(Collected data entries)
========

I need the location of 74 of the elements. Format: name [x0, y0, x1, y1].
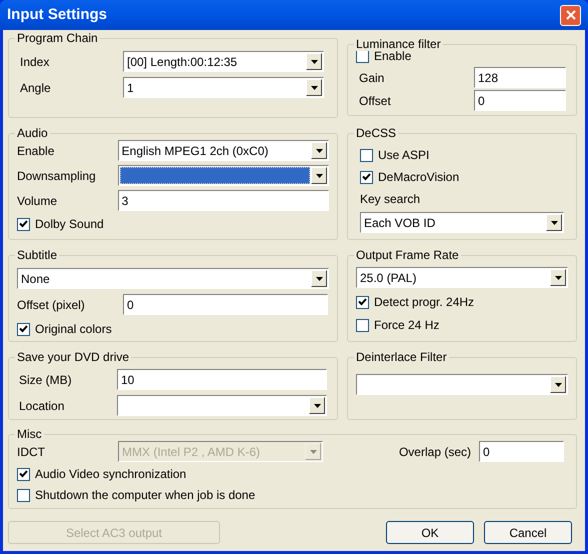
- checkbox[interactable]: [360, 148, 373, 162]
- dropdown-arrow-icon: [310, 60, 318, 64]
- dropdown[interactable]: [356, 374, 568, 395]
- group-title: Audio: [15, 126, 50, 140]
- group-title: Misc: [15, 427, 44, 441]
- group-title: Subtitle: [15, 248, 60, 262]
- checkmark-icon: [362, 173, 371, 181]
- group-title: DeCSS: [354, 126, 398, 140]
- group-title: Luminance filter: [354, 37, 443, 51]
- group-title: Program Chain: [15, 31, 100, 45]
- checkbox[interactable]: [17, 468, 30, 480]
- field-label: Overlap (sec): [398, 444, 471, 460]
- field-label: Location: [18, 398, 66, 414]
- checkbox-label: Dolby Sound: [35, 216, 104, 233]
- field-label: Key search: [360, 191, 420, 208]
- dialog-button[interactable]: OK: [386, 521, 474, 544]
- checkbox-label: Shutdown the computer when job is done: [35, 487, 256, 504]
- checkbox-label: Original colors: [35, 321, 112, 338]
- dropdown-arrow-icon: [316, 174, 322, 178]
- checkbox-label: Enable: [374, 48, 412, 65]
- dropdown-arrow-icon: [314, 404, 320, 408]
- checkmark-icon: [19, 220, 28, 228]
- checkbox-label: Use ASPI: [378, 147, 430, 164]
- dropdown-arrow-icon: [310, 86, 318, 90]
- checkbox[interactable]: [17, 488, 30, 502]
- checkmark-icon: [358, 298, 367, 306]
- checkbox[interactable]: [360, 170, 373, 184]
- checkmark-icon: [19, 325, 28, 333]
- text-field[interactable]: 3: [118, 190, 329, 211]
- field-label: Volume: [17, 192, 58, 210]
- dropdown-arrow-icon: [310, 450, 316, 454]
- text-field[interactable]: 0: [479, 441, 564, 462]
- text-field[interactable]: 10: [117, 369, 327, 390]
- group-title: Deinterlace Filter: [354, 350, 449, 364]
- dropdown[interactable]: Each VOB ID: [360, 212, 564, 233]
- checkbox-label: Force 24 Hz: [374, 317, 440, 334]
- field-label: Enable: [17, 142, 56, 160]
- dropdown-arrow-icon: [554, 276, 562, 280]
- dropdown[interactable]: [117, 395, 327, 416]
- group-title: Save your DVD drive: [15, 350, 132, 364]
- dropdown-arrow-icon: [550, 220, 558, 224]
- checkbox-label: DeMacroVision: [378, 169, 460, 186]
- dropdown-arrow-icon: [316, 148, 322, 152]
- dialog-button[interactable]: Cancel: [484, 521, 572, 544]
- field-label: Offset: [358, 92, 392, 110]
- group-title: Output Frame Rate: [354, 248, 461, 262]
- dropdown[interactable]: [118, 165, 329, 186]
- field-label: Angle: [19, 80, 52, 96]
- checkbox[interactable]: [17, 322, 30, 336]
- close-icon: [566, 10, 576, 20]
- text-field[interactable]: 128: [474, 67, 566, 88]
- text-field[interactable]: 0: [474, 90, 566, 111]
- dropdown-arrow-icon: [554, 382, 562, 386]
- dropdown[interactable]: [00] Length:00:12:35: [123, 51, 324, 72]
- checkbox[interactable]: [356, 318, 369, 332]
- text-field[interactable]: 0: [123, 294, 328, 315]
- checkbox[interactable]: [356, 296, 369, 308]
- field-label: Downsampling: [17, 168, 97, 184]
- dropdown[interactable]: 1: [123, 77, 324, 98]
- field-label: IDCT: [17, 444, 46, 460]
- dropdown[interactable]: English MPEG1 2ch (0xC0): [118, 140, 329, 161]
- field-label: Offset (pixel): [17, 296, 86, 314]
- checkbox[interactable]: [17, 218, 30, 230]
- checkmark-icon: [19, 470, 28, 478]
- dropdown-arrow-icon: [316, 276, 322, 280]
- dropdown[interactable]: None: [17, 268, 329, 289]
- checkbox-label: Detect progr. 24Hz: [374, 294, 474, 311]
- field-label: Index: [19, 54, 50, 70]
- close-button[interactable]: [560, 4, 581, 26]
- window-title: Input Settings: [7, 4, 107, 25]
- checkbox-label: Audio Video synchronization: [35, 466, 186, 483]
- field-label: Size (MB): [18, 372, 73, 388]
- field-label: Gain: [358, 70, 386, 86]
- dropdown[interactable]: 25.0 (PAL): [356, 267, 568, 288]
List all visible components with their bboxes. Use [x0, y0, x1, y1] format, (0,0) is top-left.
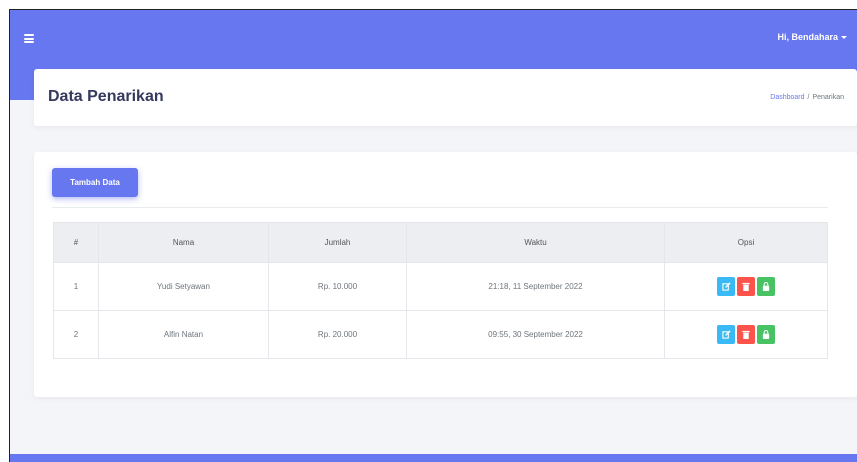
content-card: Tambah Data # Nama Jumlah Waktu Opsi 1 Y…: [34, 152, 857, 397]
edit-button[interactable]: [717, 325, 735, 344]
edit-icon: [721, 330, 731, 339]
delete-button[interactable]: [737, 277, 755, 296]
divider: [52, 207, 828, 208]
edit-icon: [721, 282, 731, 291]
lock-button[interactable]: [757, 277, 775, 296]
cell-opsi: [664, 262, 828, 311]
delete-button[interactable]: [737, 325, 755, 344]
breadcrumb-current: Penarikan: [812, 94, 844, 101]
cell-number: 2: [53, 310, 99, 359]
user-greeting: Hi, Bendahara: [777, 32, 838, 42]
bottom-bar: [10, 454, 857, 462]
add-data-button[interactable]: Tambah Data: [52, 168, 138, 197]
column-header-nama: Nama: [98, 222, 269, 263]
cell-opsi: [664, 310, 828, 359]
column-header-jumlah: Jumlah: [268, 222, 407, 263]
cell-waktu: 09:55, 30 September 2022: [406, 310, 665, 359]
hamburger-icon[interactable]: [24, 34, 34, 43]
table-header-row: # Nama Jumlah Waktu Opsi: [53, 222, 828, 263]
action-group: [717, 277, 775, 296]
cell-nama: Yudi Setyawan: [98, 262, 269, 311]
app-frame: Hi, Bendahara Data Penarikan Dashboard / P…: [9, 9, 857, 462]
column-header-number: #: [53, 222, 99, 263]
column-header-opsi: Opsi: [664, 222, 828, 263]
breadcrumb-dashboard-link[interactable]: Dashboard: [770, 94, 804, 101]
lock-button[interactable]: [757, 325, 775, 344]
cell-nama: Alfin Natan: [98, 310, 269, 359]
caret-down-icon: [841, 35, 847, 39]
cell-jumlah: Rp. 10.000: [268, 262, 407, 311]
trash-icon: [742, 282, 750, 291]
table-row: 1 Yudi Setyawan Rp. 10.000 21:18, 11 Sep…: [53, 262, 828, 311]
trash-icon: [742, 330, 750, 339]
cell-number: 1: [53, 262, 99, 311]
breadcrumb: Dashboard / Penarikan: [770, 94, 844, 101]
cell-waktu: 21:18, 11 September 2022: [406, 262, 665, 311]
table-row: 2 Alfin Natan Rp. 20.000 09:55, 30 Septe…: [53, 310, 828, 359]
user-menu[interactable]: Hi, Bendahara: [777, 32, 847, 42]
section-header: Data Penarikan Dashboard / Penarikan: [34, 69, 857, 126]
withdrawal-table: # Nama Jumlah Waktu Opsi 1 Yudi Setyawan…: [53, 222, 828, 359]
breadcrumb-separator: /: [807, 94, 810, 101]
page-title: Data Penarikan: [48, 88, 164, 105]
cell-jumlah: Rp. 20.000: [268, 310, 407, 359]
action-group: [717, 325, 775, 344]
edit-button[interactable]: [717, 277, 735, 296]
lock-icon: [762, 282, 770, 291]
column-header-waktu: Waktu: [406, 222, 665, 263]
lock-icon: [762, 330, 770, 339]
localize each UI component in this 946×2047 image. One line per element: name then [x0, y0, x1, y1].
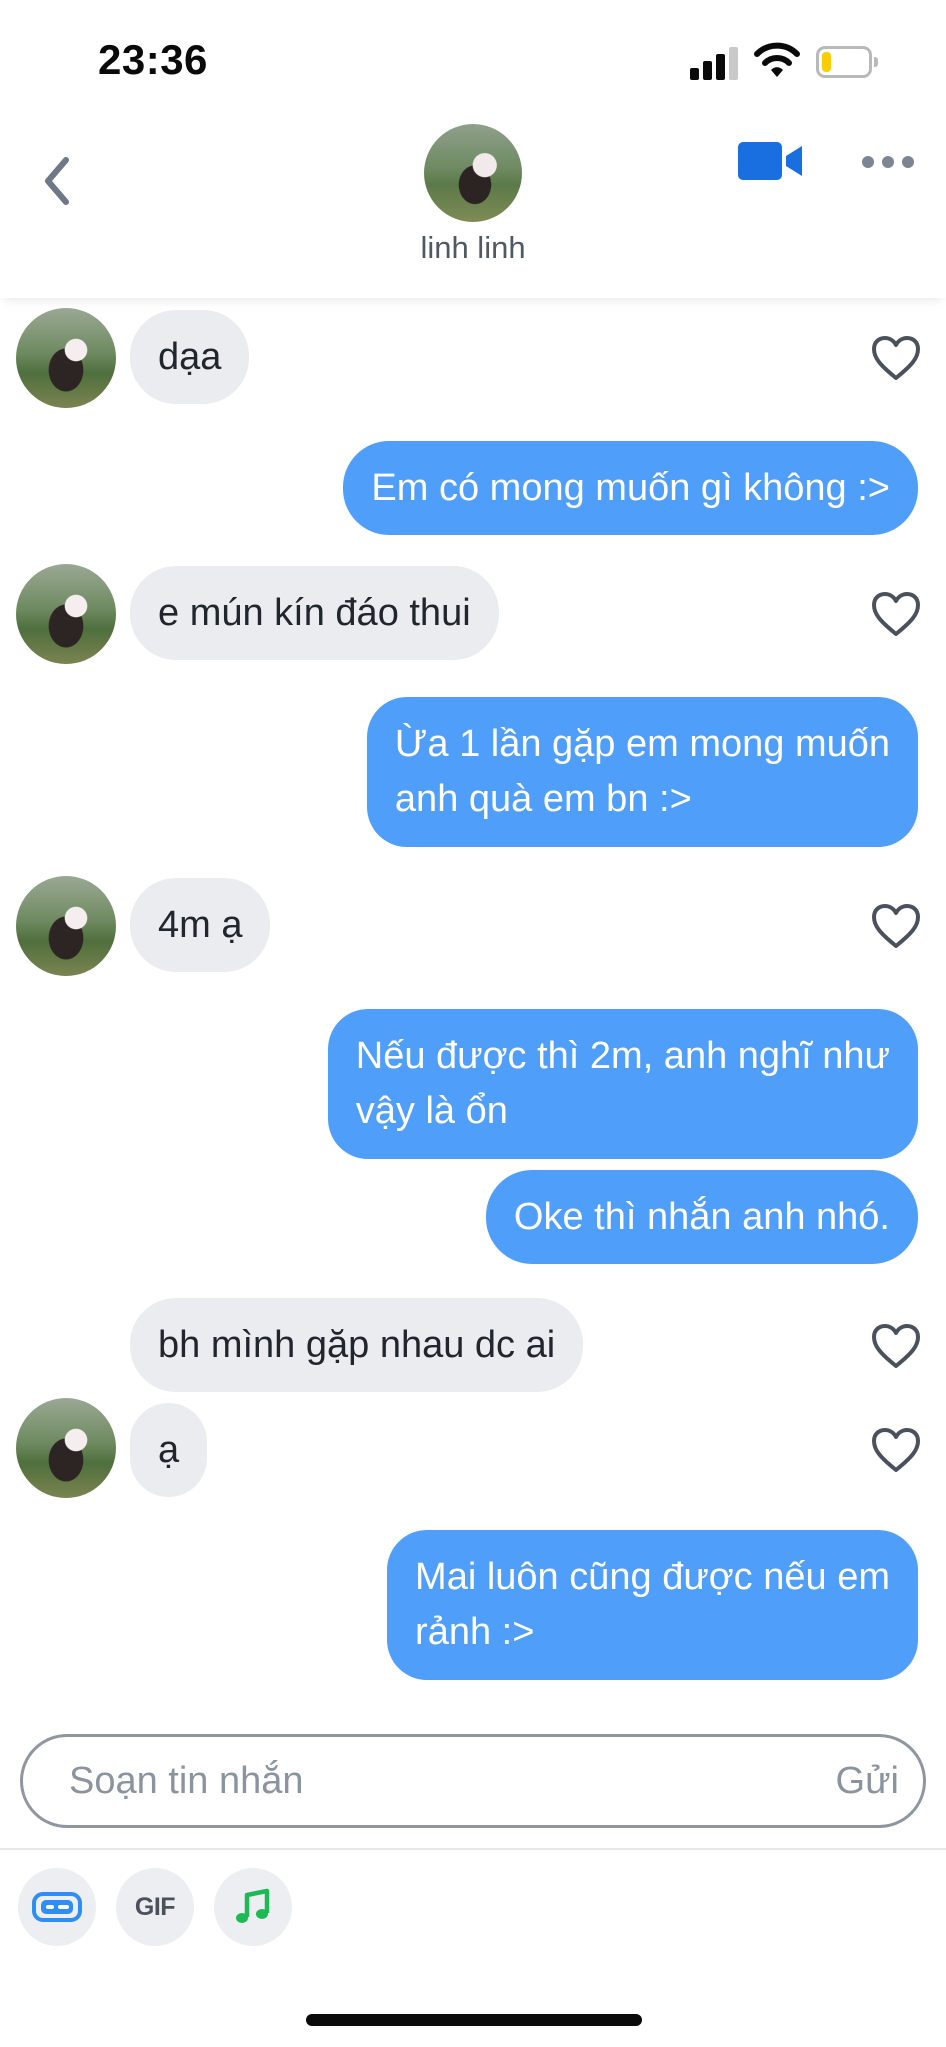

========

*Objective*: Reproduce all of the entries above word for word, but leave the pictures out.

*Solution to this problem*:
I need the location of 74 of the elements. Format: name [x0, y0, x1, y1].
- checkbox[interactable]: [360, 148, 373, 162]
- dropdown-arrow-icon: [310, 60, 318, 64]
- dropdown[interactable]: [356, 374, 568, 395]
- group-title: Audio: [15, 126, 50, 140]
- group-title: Misc: [15, 427, 44, 441]
- group-title: Subtitle: [15, 248, 60, 262]
- checkmark-icon: [362, 173, 371, 181]
- group-title: DeCSS: [354, 126, 398, 140]
- group-title: Luminance filter: [354, 37, 443, 51]
- group-title: Program Chain: [15, 31, 100, 45]
- checkbox[interactable]: [17, 468, 30, 480]
- field-label: Overlap (sec): [398, 444, 471, 460]
- field-label: Location: [18, 398, 66, 414]
- checkbox-label: Dolby Sound: [35, 216, 104, 233]
- field-label: Key search: [360, 191, 420, 208]
- dialog-button[interactable]: OK: [386, 521, 474, 544]
- checkbox-label: Shutdown the computer when job is done: [35, 487, 256, 504]
- checkbox-label: Original colors: [35, 321, 112, 338]
- dropdown-arrow-icon: [316, 174, 322, 178]
- checkbox-label: Enable: [374, 48, 412, 65]
- dropdown-arrow-icon: [314, 404, 320, 408]
- checkmark-icon: [19, 220, 28, 228]
- checkbox-label: Use ASPI: [378, 147, 430, 164]
- dropdown-arrow-icon: [310, 86, 318, 90]
- checkbox[interactable]: [17, 488, 30, 502]
- checkmark-icon: [358, 298, 367, 306]
- checkbox[interactable]: [360, 170, 373, 184]
- checkmark-icon: [19, 325, 28, 333]
- text-field[interactable]: 3: [118, 190, 329, 211]
- field-label: Volume: [17, 192, 58, 210]
- dropdown-arrow-icon: [310, 450, 316, 454]
- text-field[interactable]: 0: [479, 441, 564, 462]
- text-field[interactable]: 10: [117, 369, 327, 390]
- group-title: Deinterlace Filter: [354, 350, 449, 364]
- dropdown[interactable]: Each VOB ID: [360, 212, 564, 233]
- checkbox-label: Force 24 Hz: [374, 317, 440, 334]
- field-label: Enable: [17, 142, 56, 160]
- dropdown-arrow-icon: [554, 276, 562, 280]
- dropdown[interactable]: [117, 395, 327, 416]
- group-title: Save your DVD drive: [15, 350, 132, 364]
- dropdown-arrow-icon: [550, 220, 558, 224]
- checkbox-label: DeMacroVision: [378, 169, 460, 186]
- dropdown-arrow-icon: [316, 148, 322, 152]
- dialog-button[interactable]: Cancel: [484, 521, 572, 544]
- field-label: Offset: [358, 92, 392, 110]
- group-title: Output Frame Rate: [354, 248, 461, 262]
- dropdown[interactable]: [118, 165, 329, 186]
- field-label: Angle: [19, 80, 52, 96]
- checkbox[interactable]: [17, 322, 30, 336]
- close-icon: [566, 10, 576, 20]
- text-field[interactable]: 128: [474, 67, 566, 88]
- text-field[interactable]: 0: [474, 90, 566, 111]
- dropdown-arrow-icon: [554, 382, 562, 386]
- dropdown[interactable]: [00] Length:00:12:35: [123, 51, 324, 72]
- checkbox[interactable]: [356, 318, 369, 332]
- text-field[interactable]: 0: [123, 294, 328, 315]
- checkbox[interactable]: [356, 296, 369, 308]
- field-label: Downsampling: [17, 168, 97, 184]
- dropdown[interactable]: 1: [123, 77, 324, 98]
- field-label: IDCT: [17, 444, 46, 460]
- dropdown[interactable]: English MPEG1 2ch (0xC0): [118, 140, 329, 161]
- field-label: Offset (pixel): [17, 296, 86, 314]
- checkbox[interactable]: [17, 218, 30, 230]
- checkmark-icon: [19, 470, 28, 478]
- dropdown-arrow-icon: [316, 276, 322, 280]
- dropdown[interactable]: None: [17, 268, 329, 289]
- checkbox-label: Detect progr. 24Hz: [374, 294, 474, 311]
- field-label: Index: [19, 54, 50, 70]
- close-button[interactable]: [560, 4, 581, 26]
- window-title: Input Settings: [7, 4, 107, 25]
- checkbox-label: Audio Video synchronization: [35, 466, 186, 483]
- field-label: Size (MB): [18, 372, 73, 388]
- field-label: Gain: [358, 70, 386, 86]
- dropdown[interactable]: 25.0 (PAL): [356, 267, 568, 288]
List all visible components with their bboxes. Use [x0, y0, x1, y1] format, (0,0) is top-left.
content-card: Tambah Data # Nama Jumlah Waktu Opsi 1 Y…: [34, 152, 857, 397]
edit-button[interactable]: [717, 325, 735, 344]
edit-icon: [721, 330, 731, 339]
delete-button[interactable]: [737, 277, 755, 296]
divider: [52, 207, 828, 208]
edit-icon: [721, 282, 731, 291]
lock-button[interactable]: [757, 277, 775, 296]
cell-opsi: [664, 262, 828, 311]
delete-button[interactable]: [737, 325, 755, 344]
breadcrumb-current: Penarikan: [812, 94, 844, 101]
cell-number: 2: [53, 310, 99, 359]
user-greeting: Hi, Bendahara: [777, 32, 838, 42]
bottom-bar: [10, 454, 857, 462]
add-data-button[interactable]: Tambah Data: [52, 168, 138, 197]
column-header-nama: Nama: [98, 222, 269, 263]
cell-opsi: [664, 310, 828, 359]
column-header-jumlah: Jumlah: [268, 222, 407, 263]
cell-waktu: 09:55, 30 September 2022: [406, 310, 665, 359]
hamburger-icon[interactable]: [24, 34, 34, 43]
table-header-row: # Nama Jumlah Waktu Opsi: [53, 222, 828, 263]
action-group: [717, 277, 775, 296]
cell-nama: Yudi Setyawan: [98, 262, 269, 311]
app-frame: Hi, Bendahara Data Penarikan Dashboard / P…: [9, 9, 857, 462]
column-header-number: #: [53, 222, 99, 263]
column-header-opsi: Opsi: [664, 222, 828, 263]
breadcrumb-dashboard-link[interactable]: Dashboard: [770, 94, 804, 101]
lock-button[interactable]: [757, 325, 775, 344]
cell-nama: Alfin Natan: [98, 310, 269, 359]
caret-down-icon: [841, 35, 847, 39]
cell-jumlah: Rp. 10.000: [268, 262, 407, 311]
trash-icon: [742, 282, 750, 291]
table-row: 1 Yudi Setyawan Rp. 10.000 21:18, 11 Sep…: [53, 262, 828, 311]
trash-icon: [742, 330, 750, 339]
cell-number: 1: [53, 262, 99, 311]
breadcrumb: Dashboard / Penarikan: [770, 94, 844, 101]
cell-waktu: 21:18, 11 September 2022: [406, 262, 665, 311]
table-row: 2 Alfin Natan Rp. 20.000 09:55, 30 Septe…: [53, 310, 828, 359]
user-menu[interactable]: Hi, Bendahara: [777, 32, 847, 42]
section-header: Data Penarikan Dashboard / Penarikan: [34, 69, 857, 126]
withdrawal-table: # Nama Jumlah Waktu Opsi 1 Yudi Setyawan…: [53, 222, 828, 359]
breadcrumb-separator: /: [807, 94, 810, 101]
page-title: Data Penarikan: [48, 88, 164, 105]
cell-jumlah: Rp. 20.000: [268, 310, 407, 359]
action-group: [717, 325, 775, 344]
edit-button[interactable]: [717, 277, 735, 296]
lock-icon: [762, 282, 770, 291]
column-header-waktu: Waktu: [406, 222, 665, 263]
lock-icon: [762, 330, 770, 339]
localize each UI component in this 946×2047 image. One line per element: name then [x0, y0, x1, y1].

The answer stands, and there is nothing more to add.